**Given task**
Every record must be transcribed in its entirety, apart from the images, which are to be omitted.

**Material**

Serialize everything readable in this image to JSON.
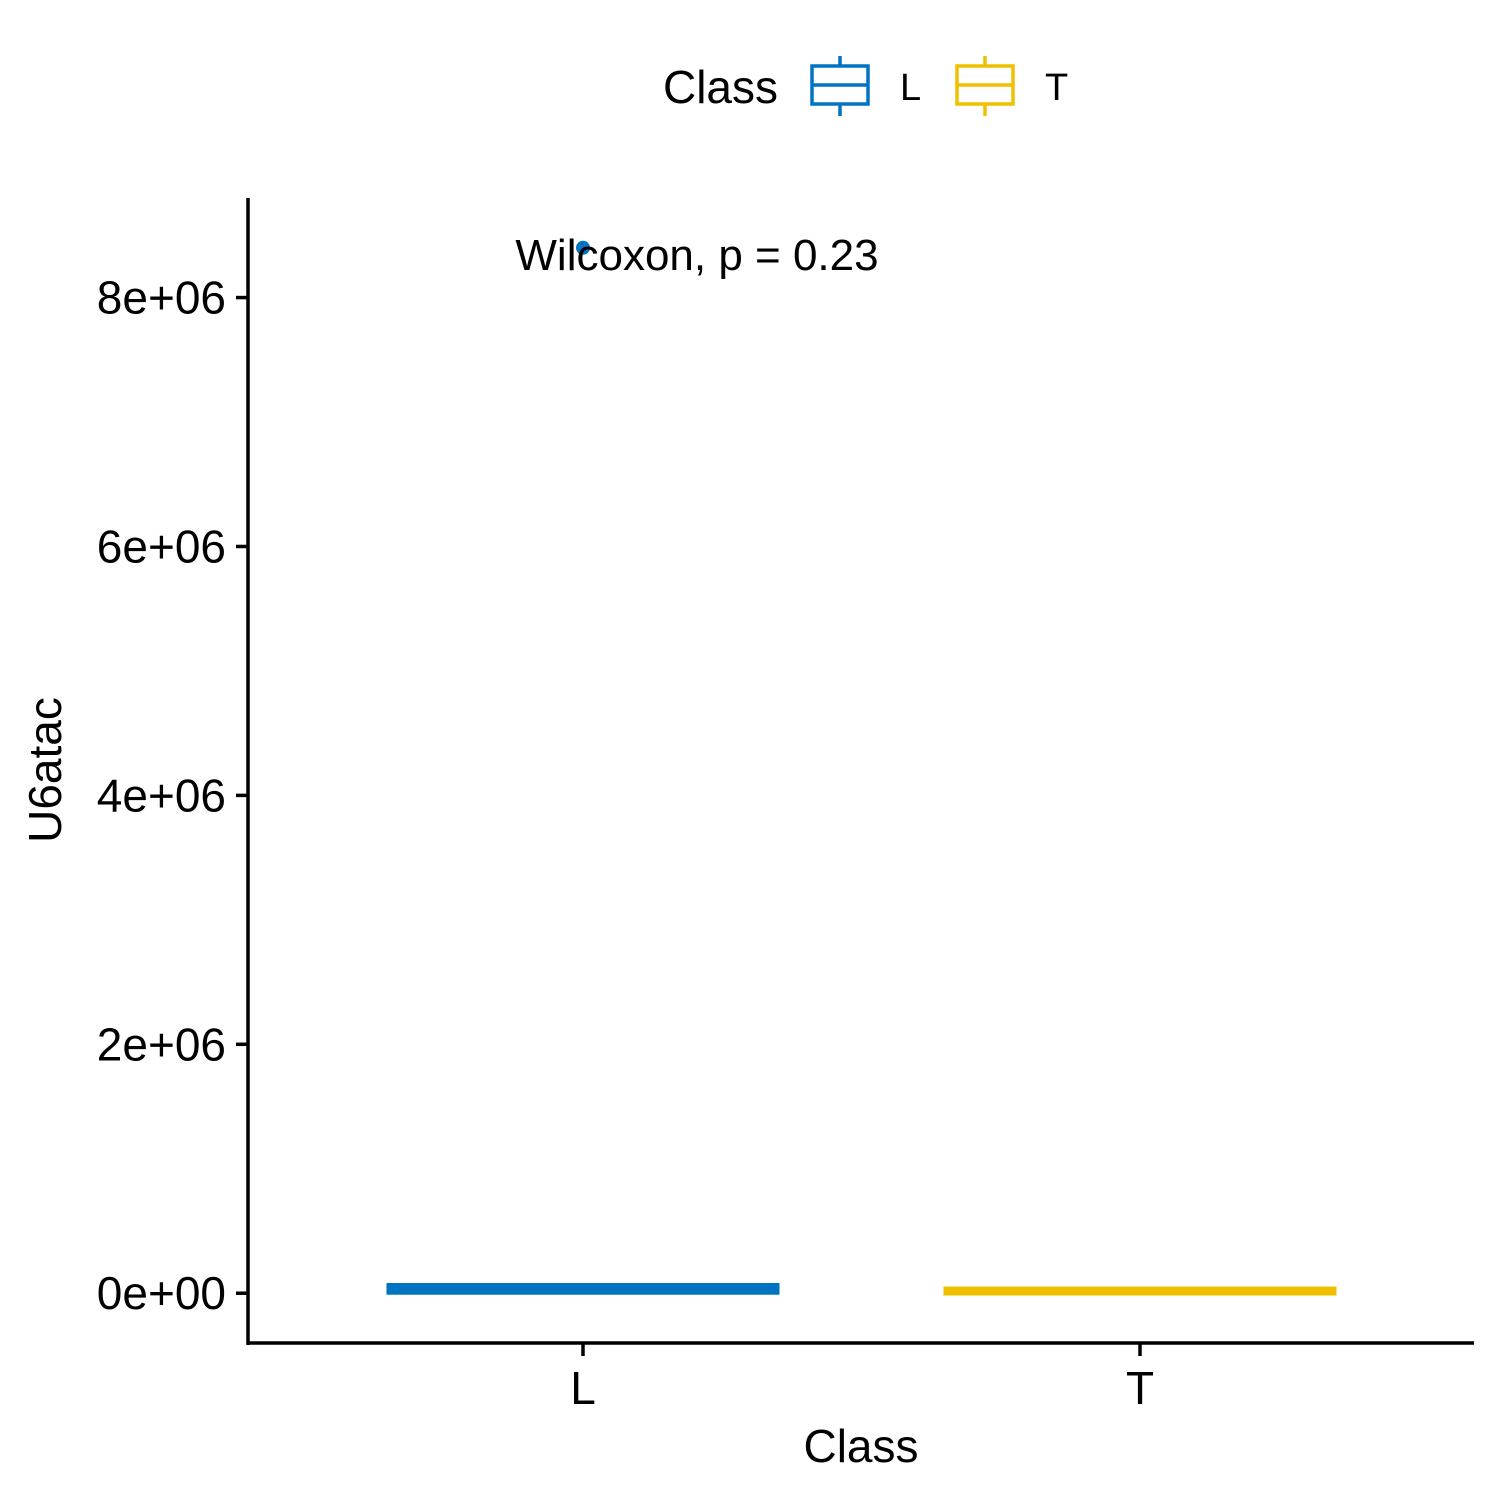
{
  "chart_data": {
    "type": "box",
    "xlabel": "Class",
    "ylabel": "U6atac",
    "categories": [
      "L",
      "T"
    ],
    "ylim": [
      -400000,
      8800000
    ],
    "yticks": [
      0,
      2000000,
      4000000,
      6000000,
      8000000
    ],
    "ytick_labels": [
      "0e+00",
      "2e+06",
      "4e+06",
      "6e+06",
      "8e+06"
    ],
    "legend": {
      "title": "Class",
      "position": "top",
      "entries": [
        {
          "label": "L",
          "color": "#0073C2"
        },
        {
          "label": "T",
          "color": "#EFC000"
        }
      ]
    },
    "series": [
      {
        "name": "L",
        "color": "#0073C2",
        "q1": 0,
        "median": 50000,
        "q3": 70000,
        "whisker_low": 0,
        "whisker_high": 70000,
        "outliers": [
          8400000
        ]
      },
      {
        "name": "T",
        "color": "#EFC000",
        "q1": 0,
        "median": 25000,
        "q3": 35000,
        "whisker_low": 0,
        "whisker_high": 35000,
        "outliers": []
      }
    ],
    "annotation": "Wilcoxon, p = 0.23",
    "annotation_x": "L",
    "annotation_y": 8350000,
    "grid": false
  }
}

**Output below**
Serialize everything readable in this image to JSON.
{
  "chart_data": {
    "type": "box",
    "xlabel": "Class",
    "ylabel": "U6atac",
    "categories": [
      "L",
      "T"
    ],
    "ylim": [
      -400000,
      8800000
    ],
    "yticks": [
      0,
      2000000,
      4000000,
      6000000,
      8000000
    ],
    "ytick_labels": [
      "0e+00",
      "2e+06",
      "4e+06",
      "6e+06",
      "8e+06"
    ],
    "legend": {
      "title": "Class",
      "position": "top",
      "entries": [
        {
          "label": "L",
          "color": "#0073C2"
        },
        {
          "label": "T",
          "color": "#EFC000"
        }
      ]
    },
    "series": [
      {
        "name": "L",
        "color": "#0073C2",
        "q1": 0,
        "median": 50000,
        "q3": 70000,
        "whisker_low": 0,
        "whisker_high": 70000,
        "outliers": [
          8400000
        ]
      },
      {
        "name": "T",
        "color": "#EFC000",
        "q1": 0,
        "median": 25000,
        "q3": 35000,
        "whisker_low": 0,
        "whisker_high": 35000,
        "outliers": []
      }
    ],
    "annotation": "Wilcoxon, p = 0.23",
    "annotation_x": "L",
    "annotation_y": 8350000,
    "grid": false
  }
}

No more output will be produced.